━━━━━ DATA SHOWN
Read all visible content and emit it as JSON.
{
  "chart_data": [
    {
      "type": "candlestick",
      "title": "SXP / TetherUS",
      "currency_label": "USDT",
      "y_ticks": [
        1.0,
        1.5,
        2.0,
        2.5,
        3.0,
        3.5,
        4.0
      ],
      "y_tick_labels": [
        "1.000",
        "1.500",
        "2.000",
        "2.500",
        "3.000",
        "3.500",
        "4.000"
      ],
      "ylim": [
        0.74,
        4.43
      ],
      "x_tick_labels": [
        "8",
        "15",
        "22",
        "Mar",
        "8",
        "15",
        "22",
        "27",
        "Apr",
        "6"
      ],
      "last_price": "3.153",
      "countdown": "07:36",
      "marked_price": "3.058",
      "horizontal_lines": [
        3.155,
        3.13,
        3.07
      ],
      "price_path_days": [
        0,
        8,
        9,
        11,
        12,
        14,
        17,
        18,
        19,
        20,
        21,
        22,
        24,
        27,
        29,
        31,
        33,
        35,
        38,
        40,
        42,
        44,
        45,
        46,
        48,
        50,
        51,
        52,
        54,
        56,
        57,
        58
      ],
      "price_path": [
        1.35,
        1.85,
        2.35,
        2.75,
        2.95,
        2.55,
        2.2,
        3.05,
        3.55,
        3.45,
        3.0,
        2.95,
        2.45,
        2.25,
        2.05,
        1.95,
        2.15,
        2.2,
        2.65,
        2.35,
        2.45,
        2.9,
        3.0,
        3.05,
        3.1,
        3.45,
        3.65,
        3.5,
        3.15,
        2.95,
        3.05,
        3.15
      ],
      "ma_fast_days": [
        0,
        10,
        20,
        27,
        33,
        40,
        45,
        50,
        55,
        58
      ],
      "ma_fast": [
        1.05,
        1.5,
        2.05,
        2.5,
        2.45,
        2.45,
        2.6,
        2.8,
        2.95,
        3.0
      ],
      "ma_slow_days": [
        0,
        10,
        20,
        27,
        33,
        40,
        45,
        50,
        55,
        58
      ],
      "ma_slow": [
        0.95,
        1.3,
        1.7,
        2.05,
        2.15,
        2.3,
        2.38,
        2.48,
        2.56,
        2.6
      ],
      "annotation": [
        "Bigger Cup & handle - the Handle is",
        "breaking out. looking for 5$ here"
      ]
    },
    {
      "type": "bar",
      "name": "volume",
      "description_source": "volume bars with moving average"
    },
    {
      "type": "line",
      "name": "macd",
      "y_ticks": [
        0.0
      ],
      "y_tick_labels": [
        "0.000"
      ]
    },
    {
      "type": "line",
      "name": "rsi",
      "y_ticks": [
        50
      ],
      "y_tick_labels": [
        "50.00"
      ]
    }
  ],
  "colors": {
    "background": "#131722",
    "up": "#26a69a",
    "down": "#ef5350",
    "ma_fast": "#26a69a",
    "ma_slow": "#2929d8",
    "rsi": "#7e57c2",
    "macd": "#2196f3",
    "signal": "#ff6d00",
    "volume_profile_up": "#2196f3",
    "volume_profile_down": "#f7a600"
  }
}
━━━━━━━━━━
━━━━━ DATA SHOWN
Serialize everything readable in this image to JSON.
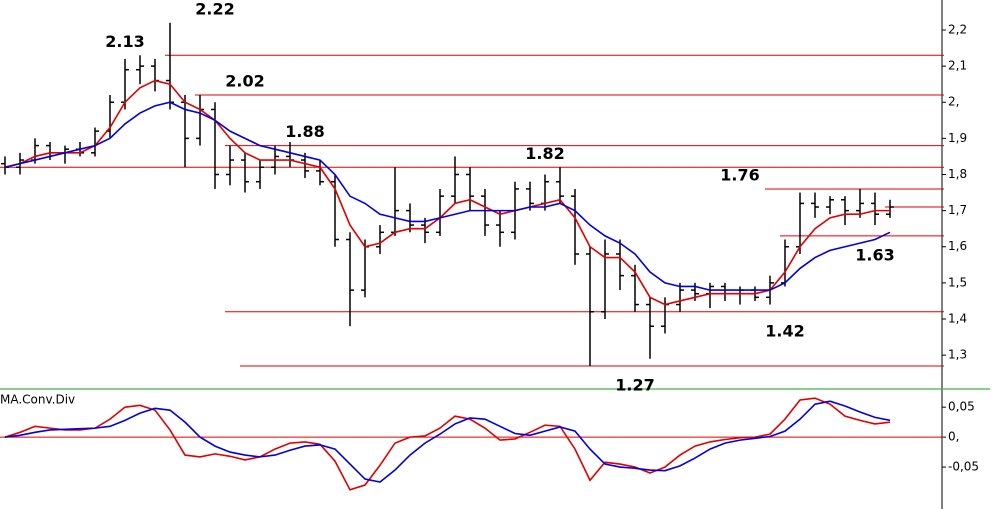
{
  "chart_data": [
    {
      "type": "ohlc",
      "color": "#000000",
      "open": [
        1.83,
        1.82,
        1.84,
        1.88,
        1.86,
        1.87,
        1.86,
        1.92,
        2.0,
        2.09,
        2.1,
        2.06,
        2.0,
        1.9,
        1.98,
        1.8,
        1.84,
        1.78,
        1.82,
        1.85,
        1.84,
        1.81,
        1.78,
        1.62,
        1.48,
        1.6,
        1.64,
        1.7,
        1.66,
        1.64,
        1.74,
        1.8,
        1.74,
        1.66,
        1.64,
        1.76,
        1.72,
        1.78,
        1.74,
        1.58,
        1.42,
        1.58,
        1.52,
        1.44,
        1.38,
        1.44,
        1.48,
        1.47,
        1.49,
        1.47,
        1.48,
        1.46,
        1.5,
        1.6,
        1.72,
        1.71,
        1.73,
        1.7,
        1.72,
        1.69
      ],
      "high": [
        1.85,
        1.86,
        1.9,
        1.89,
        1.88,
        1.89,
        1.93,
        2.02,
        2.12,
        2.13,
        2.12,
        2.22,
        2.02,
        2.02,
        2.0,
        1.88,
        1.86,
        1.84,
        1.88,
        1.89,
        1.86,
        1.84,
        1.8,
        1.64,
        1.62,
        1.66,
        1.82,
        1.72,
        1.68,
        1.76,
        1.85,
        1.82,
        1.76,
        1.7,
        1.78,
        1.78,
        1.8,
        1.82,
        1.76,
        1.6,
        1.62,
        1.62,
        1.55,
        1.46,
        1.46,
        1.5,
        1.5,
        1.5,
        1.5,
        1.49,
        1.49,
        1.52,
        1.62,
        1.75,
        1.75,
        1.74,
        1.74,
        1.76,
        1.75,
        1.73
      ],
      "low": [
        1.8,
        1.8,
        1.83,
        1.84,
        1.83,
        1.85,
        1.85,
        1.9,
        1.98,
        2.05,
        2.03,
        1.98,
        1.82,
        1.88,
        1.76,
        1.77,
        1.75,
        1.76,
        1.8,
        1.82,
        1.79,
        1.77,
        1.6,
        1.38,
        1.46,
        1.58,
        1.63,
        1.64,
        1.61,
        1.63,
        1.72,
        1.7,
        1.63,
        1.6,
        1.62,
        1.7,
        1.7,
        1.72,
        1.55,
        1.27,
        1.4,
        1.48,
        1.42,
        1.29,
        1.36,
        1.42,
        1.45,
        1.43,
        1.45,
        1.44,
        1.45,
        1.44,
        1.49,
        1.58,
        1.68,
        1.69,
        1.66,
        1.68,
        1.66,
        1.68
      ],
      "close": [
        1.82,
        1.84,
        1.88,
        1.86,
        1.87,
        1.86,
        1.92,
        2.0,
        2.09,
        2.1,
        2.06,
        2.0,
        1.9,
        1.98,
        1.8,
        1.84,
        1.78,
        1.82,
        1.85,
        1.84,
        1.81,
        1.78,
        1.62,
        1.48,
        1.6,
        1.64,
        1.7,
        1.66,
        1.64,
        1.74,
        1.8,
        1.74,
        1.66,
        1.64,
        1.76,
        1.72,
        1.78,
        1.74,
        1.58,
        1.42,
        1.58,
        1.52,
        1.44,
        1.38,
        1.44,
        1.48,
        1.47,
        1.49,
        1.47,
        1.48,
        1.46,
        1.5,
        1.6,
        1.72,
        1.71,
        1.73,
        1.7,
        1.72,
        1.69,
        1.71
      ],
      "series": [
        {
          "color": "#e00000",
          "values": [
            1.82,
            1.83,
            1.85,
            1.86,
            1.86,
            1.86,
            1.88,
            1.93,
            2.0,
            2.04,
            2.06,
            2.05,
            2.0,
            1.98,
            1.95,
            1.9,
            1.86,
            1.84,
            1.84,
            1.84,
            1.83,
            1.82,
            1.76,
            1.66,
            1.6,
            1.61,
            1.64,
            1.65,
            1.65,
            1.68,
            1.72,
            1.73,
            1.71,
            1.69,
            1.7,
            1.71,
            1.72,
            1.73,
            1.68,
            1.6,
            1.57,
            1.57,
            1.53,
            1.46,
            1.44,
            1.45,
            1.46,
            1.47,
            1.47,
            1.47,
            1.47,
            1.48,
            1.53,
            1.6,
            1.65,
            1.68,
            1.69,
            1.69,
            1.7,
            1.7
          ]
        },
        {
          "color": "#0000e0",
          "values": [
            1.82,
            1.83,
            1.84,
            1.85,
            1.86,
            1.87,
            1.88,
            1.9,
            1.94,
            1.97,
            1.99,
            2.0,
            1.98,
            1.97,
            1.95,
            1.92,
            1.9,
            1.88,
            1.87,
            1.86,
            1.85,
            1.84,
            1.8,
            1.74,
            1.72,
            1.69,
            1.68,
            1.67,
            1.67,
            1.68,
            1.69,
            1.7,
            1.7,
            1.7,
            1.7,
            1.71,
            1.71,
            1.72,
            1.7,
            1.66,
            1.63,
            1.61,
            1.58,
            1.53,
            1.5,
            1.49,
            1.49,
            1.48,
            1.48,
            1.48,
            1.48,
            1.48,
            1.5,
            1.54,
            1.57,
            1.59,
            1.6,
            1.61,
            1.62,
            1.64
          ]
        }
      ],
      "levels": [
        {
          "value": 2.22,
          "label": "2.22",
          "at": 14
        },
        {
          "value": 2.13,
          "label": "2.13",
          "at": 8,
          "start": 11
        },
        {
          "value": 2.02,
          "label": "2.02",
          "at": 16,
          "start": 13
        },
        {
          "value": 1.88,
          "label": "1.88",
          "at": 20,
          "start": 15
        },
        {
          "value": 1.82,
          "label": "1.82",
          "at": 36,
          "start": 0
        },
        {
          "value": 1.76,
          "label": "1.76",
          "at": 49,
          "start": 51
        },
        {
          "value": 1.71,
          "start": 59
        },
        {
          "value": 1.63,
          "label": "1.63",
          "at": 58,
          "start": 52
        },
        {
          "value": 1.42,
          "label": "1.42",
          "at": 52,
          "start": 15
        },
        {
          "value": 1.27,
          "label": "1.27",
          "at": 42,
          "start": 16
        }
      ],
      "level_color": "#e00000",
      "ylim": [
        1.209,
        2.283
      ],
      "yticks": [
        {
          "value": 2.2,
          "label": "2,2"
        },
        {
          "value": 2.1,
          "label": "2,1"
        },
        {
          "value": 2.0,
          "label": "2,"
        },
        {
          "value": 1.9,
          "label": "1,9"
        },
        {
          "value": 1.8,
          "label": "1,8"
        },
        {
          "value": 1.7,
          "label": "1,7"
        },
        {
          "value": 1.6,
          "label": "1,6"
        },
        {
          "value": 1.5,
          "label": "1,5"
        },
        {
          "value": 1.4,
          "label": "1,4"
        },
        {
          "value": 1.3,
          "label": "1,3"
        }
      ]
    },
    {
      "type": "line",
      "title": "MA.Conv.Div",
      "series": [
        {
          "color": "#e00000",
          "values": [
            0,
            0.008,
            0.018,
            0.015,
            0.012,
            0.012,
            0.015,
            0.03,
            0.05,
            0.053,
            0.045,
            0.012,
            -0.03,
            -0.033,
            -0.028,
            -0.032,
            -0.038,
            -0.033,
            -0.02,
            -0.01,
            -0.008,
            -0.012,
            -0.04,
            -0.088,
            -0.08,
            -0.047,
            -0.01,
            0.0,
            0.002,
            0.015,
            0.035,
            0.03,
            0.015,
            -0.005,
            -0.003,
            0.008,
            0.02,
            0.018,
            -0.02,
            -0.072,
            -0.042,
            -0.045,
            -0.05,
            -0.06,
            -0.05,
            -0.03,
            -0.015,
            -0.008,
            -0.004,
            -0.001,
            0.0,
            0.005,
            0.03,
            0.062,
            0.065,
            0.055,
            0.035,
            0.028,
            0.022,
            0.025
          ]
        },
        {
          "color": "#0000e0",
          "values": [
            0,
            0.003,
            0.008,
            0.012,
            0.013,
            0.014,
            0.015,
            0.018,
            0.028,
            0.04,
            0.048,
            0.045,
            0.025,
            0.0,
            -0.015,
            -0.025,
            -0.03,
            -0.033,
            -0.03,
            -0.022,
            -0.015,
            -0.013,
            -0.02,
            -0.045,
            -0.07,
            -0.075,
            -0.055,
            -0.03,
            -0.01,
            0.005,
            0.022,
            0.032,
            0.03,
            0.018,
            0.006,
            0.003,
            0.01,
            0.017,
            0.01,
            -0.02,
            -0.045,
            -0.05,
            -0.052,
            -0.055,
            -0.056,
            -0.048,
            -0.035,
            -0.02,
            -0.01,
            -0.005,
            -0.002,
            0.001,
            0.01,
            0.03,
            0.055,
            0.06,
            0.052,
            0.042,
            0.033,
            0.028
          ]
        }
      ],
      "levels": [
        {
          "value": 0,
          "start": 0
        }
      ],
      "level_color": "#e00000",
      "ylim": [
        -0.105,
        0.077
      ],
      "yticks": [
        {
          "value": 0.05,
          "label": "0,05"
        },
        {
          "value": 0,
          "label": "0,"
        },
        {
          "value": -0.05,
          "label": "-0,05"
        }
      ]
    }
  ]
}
━━━━━━━━━━
Where a line contains the string "JSON", extract that line.

Read all visible content and emit it as JSON.
Serialize everything readable in this image to JSON.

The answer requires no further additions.